[Saved entries]
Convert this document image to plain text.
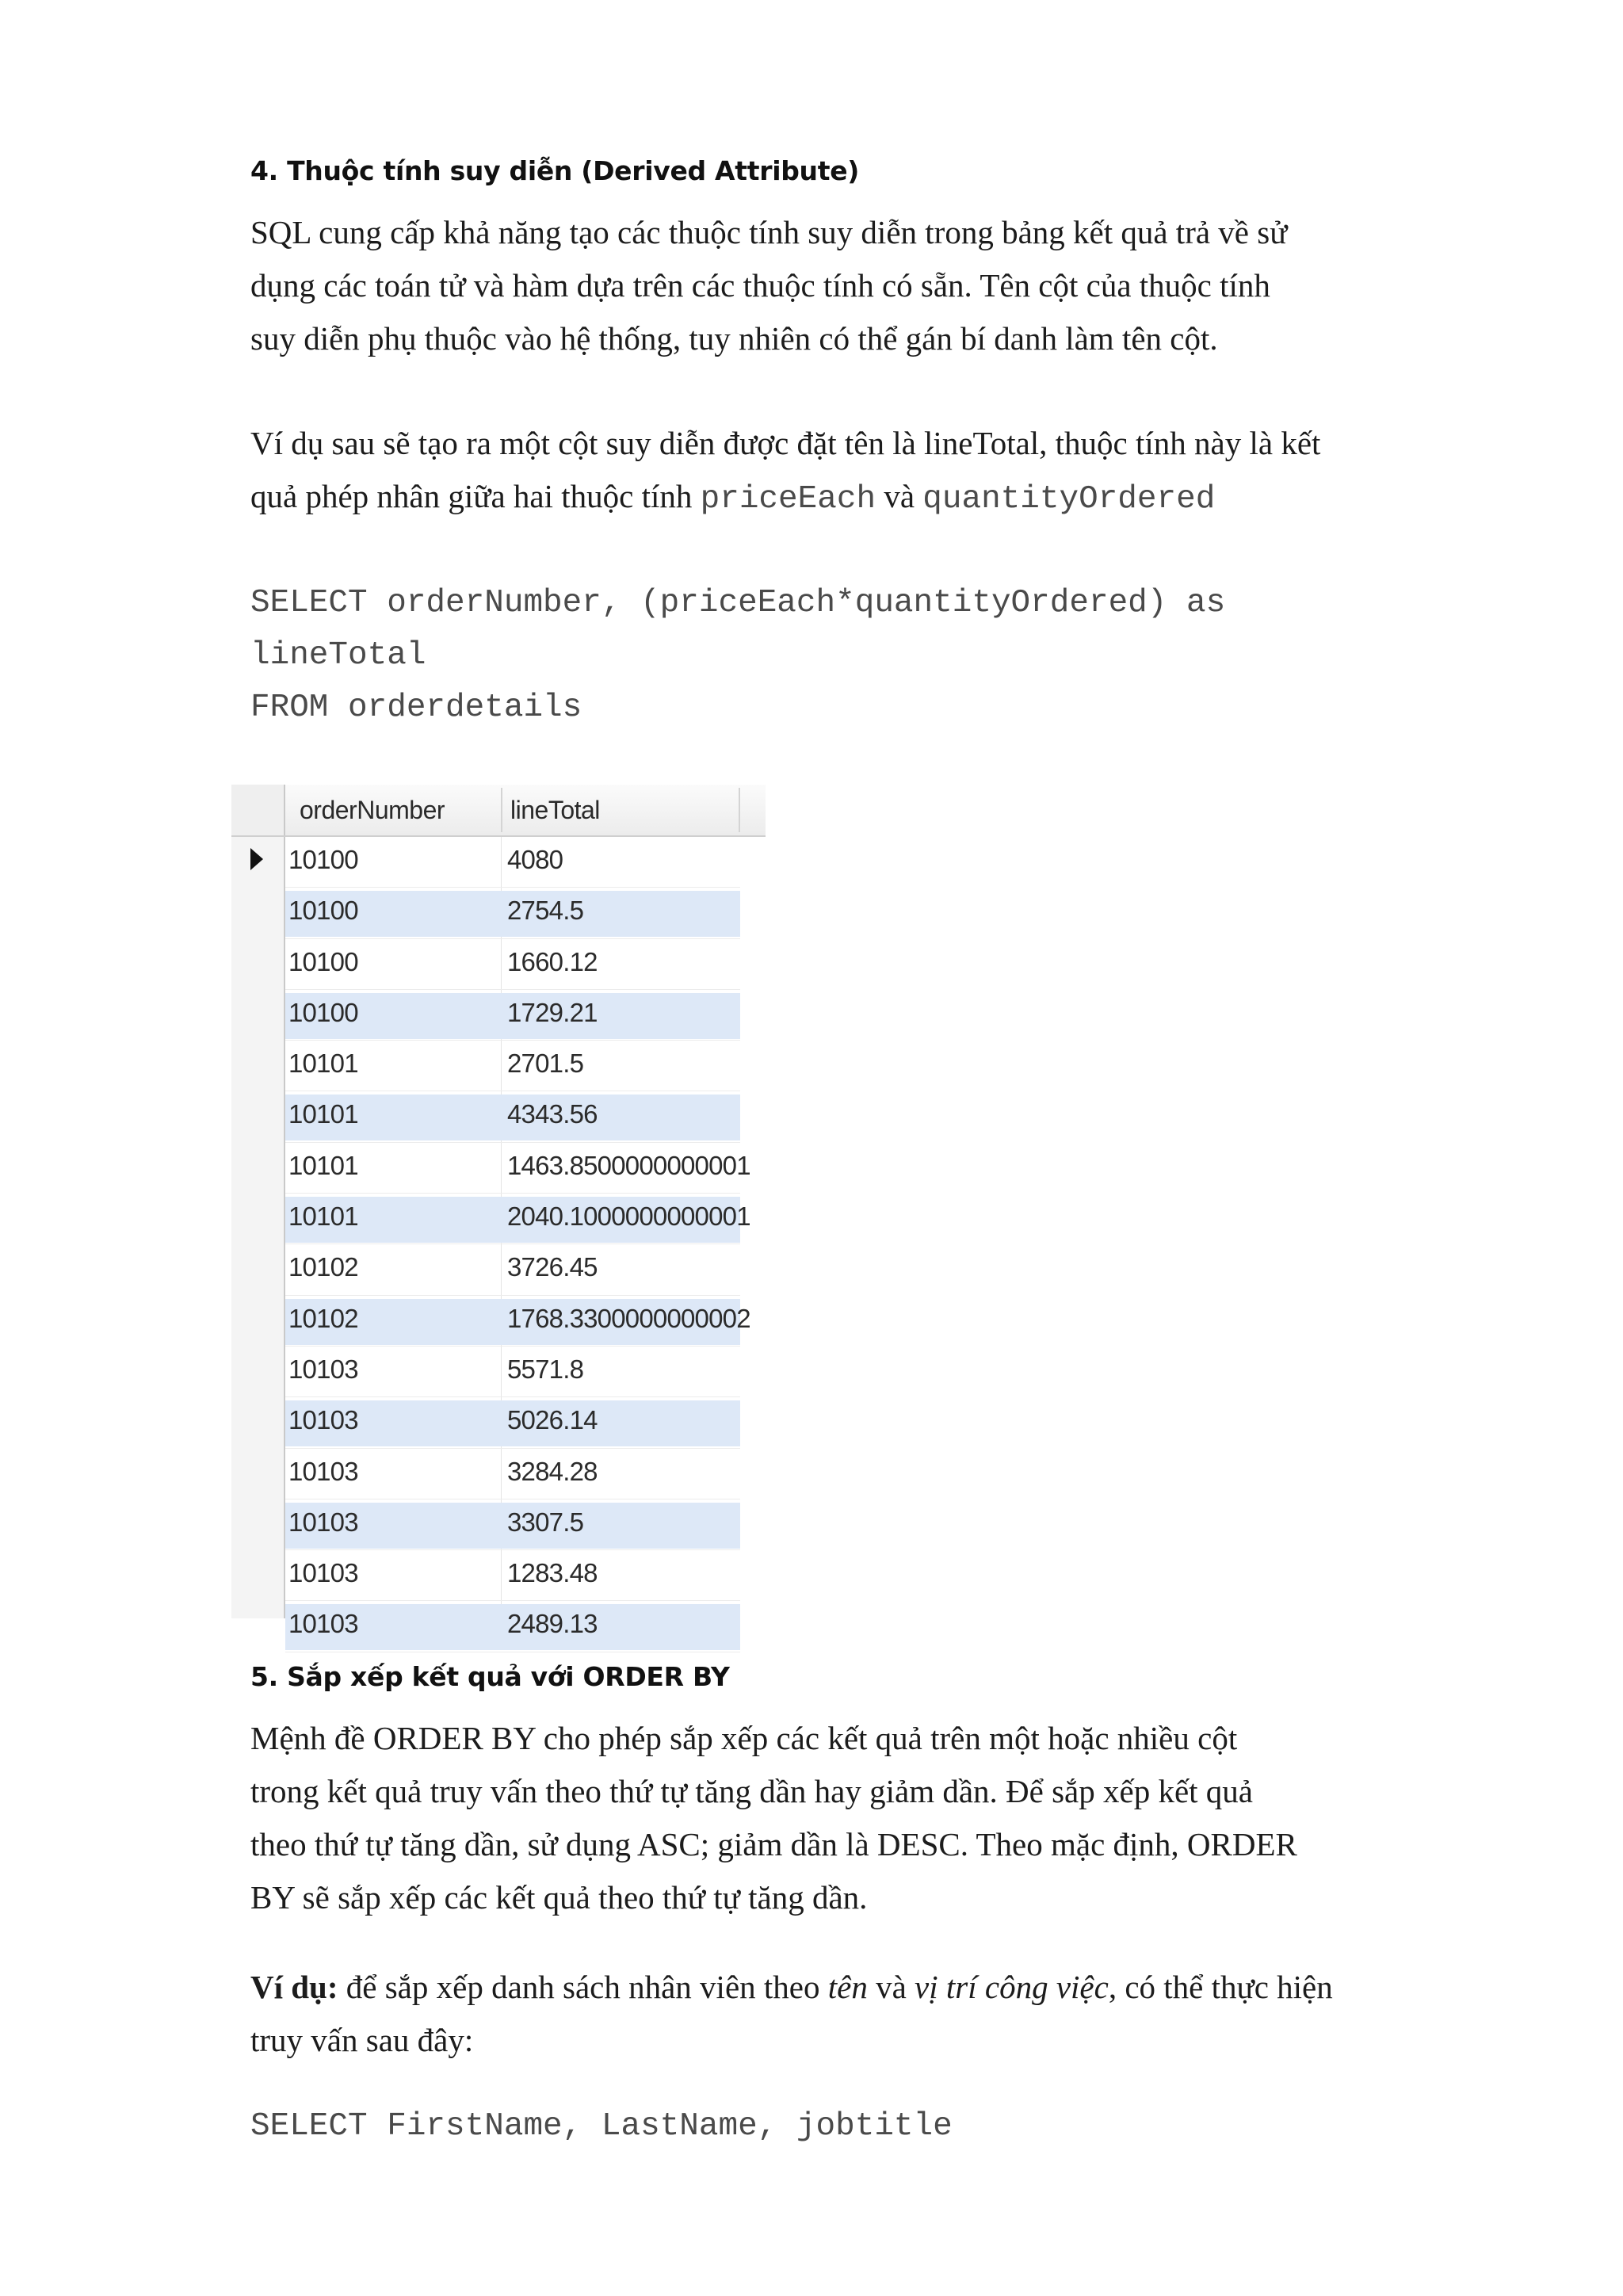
4. Thuộc tính suy diễn (Derived Attribute)
SQL cung cấp khả năng tạo các thuộc tính suy diễn trong bảng kết quả trả về sử
dụng các toán tử và hàm dựa trên các thuộc tính có sẵn. Tên cột của thuộc tính
suy diễn phụ thuộc vào hệ thống, tuy nhiên có thể gán bí danh làm tên cột.
Ví dụ sau sẽ tạo ra một cột suy diễn được đặt tên là lineTotal, thuộc tính này là kết
quả phép nhân giữa hai thuộc tính priceEach và quantityOrdered
SELECT orderNumber, (priceEach*quantityOrdered) as
lineTotal
FROM orderdetails
orderNumber	lineTotal
10100	4080
10100	2754.5
10100	1660.12
10100	1729.21
10101	2701.5
10101	4343.56
10101	1463.8500000000001
10101	2040.1000000000001
10102	3726.45
10102	1768.3300000000002
10103	5571.8
10103	5026.14
10103	3284.28
10103	3307.5
10103	1283.48
10103	2489.13
5. Sắp xếp kết quả với ORDER BY
Mệnh đề ORDER BY cho phép sắp xếp các kết quả trên một hoặc nhiều cột
trong kết quả truy vấn theo thứ tự tăng dần hay giảm dần. Để sắp xếp kết quả
theo thứ tự tăng dần, sử dụng ASC; giảm dần là DESC. Theo mặc định, ORDER
BY sẽ sắp xếp các kết quả theo thứ tự tăng dần.
Ví dụ: để sắp xếp danh sách nhân viên theo tên và vị trí công việc, có thể thực hiện
truy vấn sau đây:
SELECT FirstName, LastName, jobtitle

### Task instructions
Transcribe all of the entries word for word, but skip any pictures they contain.

### Solution for this task
Convert this document image to plain text.
4. Thuộc tính suy diễn (Derived Attribute)
SQL cung cấp khả năng tạo các thuộc tính suy diễn trong bảng kết quả trả về sử
dụng các toán tử và hàm dựa trên các thuộc tính có sẵn. Tên cột của thuộc tính
suy diễn phụ thuộc vào hệ thống, tuy nhiên có thể gán bí danh làm tên cột.
Ví dụ sau sẽ tạo ra một cột suy diễn được đặt tên là lineTotal, thuộc tính này là kết
quả phép nhân giữa hai thuộc tính priceEach và quantityOrdered
SELECT orderNumber, (priceEach*quantityOrdered) as
lineTotal
FROM orderdetails
orderNumber	lineTotal
10100	4080
10100	2754.5
10100	1660.12
10100	1729.21
10101	2701.5
10101	4343.56
10101	1463.8500000000001
10101	2040.1000000000001
10102	3726.45
10102	1768.3300000000002
10103	5571.8
10103	5026.14
10103	3284.28
10103	3307.5
10103	1283.48
10103	2489.13
5. Sắp xếp kết quả với ORDER BY
Mệnh đề ORDER BY cho phép sắp xếp các kết quả trên một hoặc nhiều cột
trong kết quả truy vấn theo thứ tự tăng dần hay giảm dần. Để sắp xếp kết quả
theo thứ tự tăng dần, sử dụng ASC; giảm dần là DESC. Theo mặc định, ORDER
BY sẽ sắp xếp các kết quả theo thứ tự tăng dần.
Ví dụ: để sắp xếp danh sách nhân viên theo tên và vị trí công việc, có thể thực hiện
truy vấn sau đây:
SELECT FirstName, LastName, jobtitle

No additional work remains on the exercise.